Data provided
+ + + +

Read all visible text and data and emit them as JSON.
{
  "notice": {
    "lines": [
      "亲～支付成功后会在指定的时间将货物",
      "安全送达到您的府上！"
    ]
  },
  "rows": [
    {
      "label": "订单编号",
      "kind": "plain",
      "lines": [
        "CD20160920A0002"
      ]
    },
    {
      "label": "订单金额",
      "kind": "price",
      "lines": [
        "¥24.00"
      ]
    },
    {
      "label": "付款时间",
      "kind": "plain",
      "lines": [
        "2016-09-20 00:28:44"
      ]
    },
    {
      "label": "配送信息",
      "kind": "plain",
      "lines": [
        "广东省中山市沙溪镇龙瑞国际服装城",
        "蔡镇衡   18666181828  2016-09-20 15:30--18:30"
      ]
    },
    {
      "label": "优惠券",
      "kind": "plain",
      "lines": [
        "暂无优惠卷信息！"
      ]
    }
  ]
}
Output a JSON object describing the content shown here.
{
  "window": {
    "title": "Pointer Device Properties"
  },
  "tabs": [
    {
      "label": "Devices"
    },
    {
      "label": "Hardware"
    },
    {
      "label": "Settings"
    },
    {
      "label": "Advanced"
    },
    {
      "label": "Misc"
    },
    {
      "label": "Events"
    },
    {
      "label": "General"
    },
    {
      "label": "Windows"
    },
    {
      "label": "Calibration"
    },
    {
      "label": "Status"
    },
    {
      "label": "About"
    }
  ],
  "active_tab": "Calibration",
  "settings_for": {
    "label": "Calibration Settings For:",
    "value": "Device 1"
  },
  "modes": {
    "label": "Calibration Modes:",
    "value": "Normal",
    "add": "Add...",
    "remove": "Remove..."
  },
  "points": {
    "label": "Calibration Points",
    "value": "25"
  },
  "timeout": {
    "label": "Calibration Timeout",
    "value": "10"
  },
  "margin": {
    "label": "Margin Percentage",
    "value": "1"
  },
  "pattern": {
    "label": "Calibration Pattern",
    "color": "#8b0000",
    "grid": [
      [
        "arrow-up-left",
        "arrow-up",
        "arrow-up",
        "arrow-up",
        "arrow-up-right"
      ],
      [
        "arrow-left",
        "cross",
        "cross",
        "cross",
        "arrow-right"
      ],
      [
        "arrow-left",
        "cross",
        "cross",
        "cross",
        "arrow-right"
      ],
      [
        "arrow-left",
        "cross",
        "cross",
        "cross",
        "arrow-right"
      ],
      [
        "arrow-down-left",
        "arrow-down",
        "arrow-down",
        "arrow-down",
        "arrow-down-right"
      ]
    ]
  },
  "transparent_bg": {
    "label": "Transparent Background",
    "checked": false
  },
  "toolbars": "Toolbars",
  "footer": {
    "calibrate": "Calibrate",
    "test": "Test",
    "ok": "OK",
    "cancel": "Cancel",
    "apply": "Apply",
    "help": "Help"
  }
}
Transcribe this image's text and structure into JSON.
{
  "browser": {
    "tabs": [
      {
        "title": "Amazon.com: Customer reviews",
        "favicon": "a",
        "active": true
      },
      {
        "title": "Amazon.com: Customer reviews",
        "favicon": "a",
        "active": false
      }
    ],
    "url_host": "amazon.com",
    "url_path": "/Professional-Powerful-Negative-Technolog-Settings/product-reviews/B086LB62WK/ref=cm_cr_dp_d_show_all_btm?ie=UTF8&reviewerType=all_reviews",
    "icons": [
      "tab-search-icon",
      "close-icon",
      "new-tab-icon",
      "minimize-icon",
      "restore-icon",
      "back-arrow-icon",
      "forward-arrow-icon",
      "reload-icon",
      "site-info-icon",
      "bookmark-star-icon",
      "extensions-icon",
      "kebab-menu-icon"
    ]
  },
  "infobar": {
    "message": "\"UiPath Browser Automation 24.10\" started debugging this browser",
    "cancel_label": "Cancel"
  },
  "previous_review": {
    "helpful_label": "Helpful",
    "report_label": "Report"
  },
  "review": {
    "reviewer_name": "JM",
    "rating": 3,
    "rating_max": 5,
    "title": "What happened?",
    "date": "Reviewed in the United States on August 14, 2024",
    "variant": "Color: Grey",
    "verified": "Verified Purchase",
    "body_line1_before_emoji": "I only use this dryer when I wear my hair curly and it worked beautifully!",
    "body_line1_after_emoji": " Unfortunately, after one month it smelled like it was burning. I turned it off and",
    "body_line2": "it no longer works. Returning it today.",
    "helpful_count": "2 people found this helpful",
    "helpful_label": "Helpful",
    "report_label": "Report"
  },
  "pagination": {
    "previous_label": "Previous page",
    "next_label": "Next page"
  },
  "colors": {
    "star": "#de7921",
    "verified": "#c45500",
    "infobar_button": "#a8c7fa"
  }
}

+ + + +

Copy every line in the entries above that has the string "page" in it.

Solution for this exercise
    "previous_label": "Previous page",
    "next_label": "Next page"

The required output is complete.